- **Work to do**
Each line that holds the word "screenshot" counts once; report the total and nothing else.

- **Dataset excerpts**
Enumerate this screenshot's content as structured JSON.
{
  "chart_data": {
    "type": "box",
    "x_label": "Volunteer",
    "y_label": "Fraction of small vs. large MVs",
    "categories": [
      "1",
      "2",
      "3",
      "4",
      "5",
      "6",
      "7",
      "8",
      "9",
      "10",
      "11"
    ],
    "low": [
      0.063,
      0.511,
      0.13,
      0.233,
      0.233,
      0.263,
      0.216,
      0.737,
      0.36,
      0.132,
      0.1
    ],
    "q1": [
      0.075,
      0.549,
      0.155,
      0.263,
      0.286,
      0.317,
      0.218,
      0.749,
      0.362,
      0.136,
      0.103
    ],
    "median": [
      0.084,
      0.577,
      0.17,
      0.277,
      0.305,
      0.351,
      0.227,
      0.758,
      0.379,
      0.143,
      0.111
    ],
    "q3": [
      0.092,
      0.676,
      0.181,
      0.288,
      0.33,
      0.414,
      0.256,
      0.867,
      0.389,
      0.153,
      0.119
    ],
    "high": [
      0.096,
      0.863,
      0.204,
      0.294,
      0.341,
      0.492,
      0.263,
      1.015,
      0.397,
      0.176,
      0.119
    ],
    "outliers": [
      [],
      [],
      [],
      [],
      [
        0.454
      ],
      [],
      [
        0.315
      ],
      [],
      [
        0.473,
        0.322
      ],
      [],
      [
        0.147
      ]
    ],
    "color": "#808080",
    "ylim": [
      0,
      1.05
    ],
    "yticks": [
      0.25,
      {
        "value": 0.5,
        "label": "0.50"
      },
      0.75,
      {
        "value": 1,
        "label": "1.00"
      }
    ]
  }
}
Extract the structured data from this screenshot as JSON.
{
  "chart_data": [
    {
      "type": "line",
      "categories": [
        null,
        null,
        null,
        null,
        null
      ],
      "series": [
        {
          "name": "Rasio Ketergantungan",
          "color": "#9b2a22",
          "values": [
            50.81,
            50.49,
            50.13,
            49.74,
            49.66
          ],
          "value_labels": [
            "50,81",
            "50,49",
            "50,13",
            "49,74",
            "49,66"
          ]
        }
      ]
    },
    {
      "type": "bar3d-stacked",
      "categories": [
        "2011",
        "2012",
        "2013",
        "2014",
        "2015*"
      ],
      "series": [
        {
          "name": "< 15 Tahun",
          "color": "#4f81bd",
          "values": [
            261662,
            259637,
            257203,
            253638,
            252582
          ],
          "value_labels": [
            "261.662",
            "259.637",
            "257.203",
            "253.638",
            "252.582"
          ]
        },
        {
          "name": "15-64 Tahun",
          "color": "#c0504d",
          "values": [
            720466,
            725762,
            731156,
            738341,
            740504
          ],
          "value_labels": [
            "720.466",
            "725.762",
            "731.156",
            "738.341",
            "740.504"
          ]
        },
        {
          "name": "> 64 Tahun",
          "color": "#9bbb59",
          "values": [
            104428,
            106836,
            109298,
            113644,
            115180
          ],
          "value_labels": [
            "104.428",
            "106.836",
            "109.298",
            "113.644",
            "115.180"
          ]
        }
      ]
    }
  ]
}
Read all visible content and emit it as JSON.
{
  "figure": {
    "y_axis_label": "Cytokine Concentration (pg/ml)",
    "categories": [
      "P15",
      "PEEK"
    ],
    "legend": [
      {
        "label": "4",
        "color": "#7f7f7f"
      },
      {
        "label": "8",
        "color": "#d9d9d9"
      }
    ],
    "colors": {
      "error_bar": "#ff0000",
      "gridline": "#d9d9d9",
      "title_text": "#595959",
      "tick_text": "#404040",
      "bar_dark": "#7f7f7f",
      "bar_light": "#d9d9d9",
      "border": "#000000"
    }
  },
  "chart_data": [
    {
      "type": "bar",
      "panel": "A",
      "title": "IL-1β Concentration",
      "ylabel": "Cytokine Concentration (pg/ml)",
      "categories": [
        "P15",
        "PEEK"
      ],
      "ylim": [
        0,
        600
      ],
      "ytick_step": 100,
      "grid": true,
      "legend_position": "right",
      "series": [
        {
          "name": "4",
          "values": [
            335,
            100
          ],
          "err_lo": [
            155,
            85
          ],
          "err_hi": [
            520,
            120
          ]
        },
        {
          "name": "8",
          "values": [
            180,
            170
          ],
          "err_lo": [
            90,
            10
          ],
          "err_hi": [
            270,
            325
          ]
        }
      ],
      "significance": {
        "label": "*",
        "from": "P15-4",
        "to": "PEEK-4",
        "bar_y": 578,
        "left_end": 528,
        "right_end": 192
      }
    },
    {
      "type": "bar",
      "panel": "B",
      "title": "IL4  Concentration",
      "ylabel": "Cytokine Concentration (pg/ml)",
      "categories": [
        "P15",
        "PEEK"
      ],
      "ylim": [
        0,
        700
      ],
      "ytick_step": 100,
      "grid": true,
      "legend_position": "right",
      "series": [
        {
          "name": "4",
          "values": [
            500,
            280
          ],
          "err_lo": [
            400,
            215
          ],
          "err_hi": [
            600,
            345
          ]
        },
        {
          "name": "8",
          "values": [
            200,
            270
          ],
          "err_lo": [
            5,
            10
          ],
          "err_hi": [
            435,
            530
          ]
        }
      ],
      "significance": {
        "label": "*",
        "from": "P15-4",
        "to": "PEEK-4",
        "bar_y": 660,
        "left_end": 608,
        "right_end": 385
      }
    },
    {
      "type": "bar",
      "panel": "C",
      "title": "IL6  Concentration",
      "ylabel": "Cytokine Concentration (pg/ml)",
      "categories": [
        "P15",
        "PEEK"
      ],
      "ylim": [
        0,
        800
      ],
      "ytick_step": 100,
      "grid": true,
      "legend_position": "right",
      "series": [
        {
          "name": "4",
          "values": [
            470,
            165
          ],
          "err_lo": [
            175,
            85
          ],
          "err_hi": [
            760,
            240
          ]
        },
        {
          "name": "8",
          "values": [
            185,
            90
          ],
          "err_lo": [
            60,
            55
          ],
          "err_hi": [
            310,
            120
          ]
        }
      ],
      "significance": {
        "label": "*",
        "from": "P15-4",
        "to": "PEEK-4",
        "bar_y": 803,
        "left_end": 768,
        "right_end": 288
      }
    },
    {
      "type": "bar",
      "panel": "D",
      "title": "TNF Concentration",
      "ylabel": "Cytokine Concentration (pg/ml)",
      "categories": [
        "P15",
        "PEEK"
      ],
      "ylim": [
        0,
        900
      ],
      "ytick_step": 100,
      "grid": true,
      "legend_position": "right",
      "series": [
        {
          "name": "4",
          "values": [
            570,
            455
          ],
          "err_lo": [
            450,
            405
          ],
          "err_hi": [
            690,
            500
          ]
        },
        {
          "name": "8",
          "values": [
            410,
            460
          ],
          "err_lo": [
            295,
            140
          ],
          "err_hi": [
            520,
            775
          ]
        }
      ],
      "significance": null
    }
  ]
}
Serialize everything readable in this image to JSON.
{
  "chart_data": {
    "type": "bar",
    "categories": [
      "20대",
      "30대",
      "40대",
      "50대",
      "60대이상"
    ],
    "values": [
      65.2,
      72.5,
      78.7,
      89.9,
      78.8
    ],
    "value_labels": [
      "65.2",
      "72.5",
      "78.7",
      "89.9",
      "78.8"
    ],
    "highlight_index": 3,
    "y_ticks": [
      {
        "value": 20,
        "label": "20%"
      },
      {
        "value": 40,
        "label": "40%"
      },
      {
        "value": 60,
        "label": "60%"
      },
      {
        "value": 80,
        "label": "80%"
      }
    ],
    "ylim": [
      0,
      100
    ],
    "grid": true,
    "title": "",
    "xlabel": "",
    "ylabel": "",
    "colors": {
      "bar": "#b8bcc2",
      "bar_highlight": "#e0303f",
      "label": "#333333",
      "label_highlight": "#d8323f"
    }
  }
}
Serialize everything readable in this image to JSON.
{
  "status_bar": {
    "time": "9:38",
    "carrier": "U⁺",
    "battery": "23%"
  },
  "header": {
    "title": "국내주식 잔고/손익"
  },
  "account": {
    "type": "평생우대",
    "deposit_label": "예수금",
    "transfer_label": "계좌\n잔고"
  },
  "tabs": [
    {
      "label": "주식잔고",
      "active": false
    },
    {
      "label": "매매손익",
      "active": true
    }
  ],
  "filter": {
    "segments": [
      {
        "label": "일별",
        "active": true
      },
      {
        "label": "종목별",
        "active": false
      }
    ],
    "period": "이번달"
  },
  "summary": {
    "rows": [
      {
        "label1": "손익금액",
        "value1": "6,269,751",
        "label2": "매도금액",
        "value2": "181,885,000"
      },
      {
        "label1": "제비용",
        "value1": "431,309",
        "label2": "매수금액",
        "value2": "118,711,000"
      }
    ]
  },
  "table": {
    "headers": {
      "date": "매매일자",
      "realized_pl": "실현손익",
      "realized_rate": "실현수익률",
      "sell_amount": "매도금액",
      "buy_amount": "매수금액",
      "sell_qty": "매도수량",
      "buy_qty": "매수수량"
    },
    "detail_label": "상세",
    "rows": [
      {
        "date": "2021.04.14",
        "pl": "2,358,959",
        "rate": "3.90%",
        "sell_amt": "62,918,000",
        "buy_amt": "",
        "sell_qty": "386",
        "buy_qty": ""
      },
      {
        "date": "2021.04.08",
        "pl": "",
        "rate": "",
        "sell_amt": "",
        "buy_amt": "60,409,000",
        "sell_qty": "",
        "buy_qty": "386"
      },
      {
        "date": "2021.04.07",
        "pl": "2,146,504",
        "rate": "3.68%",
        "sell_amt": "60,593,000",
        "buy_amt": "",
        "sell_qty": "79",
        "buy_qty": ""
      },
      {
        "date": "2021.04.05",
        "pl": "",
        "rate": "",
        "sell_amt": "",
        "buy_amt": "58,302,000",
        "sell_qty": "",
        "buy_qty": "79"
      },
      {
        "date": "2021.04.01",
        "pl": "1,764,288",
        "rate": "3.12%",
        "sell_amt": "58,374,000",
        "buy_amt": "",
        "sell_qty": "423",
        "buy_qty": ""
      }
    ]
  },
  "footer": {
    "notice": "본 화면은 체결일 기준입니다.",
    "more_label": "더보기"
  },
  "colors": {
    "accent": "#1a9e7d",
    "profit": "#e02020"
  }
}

- **Task solution**
2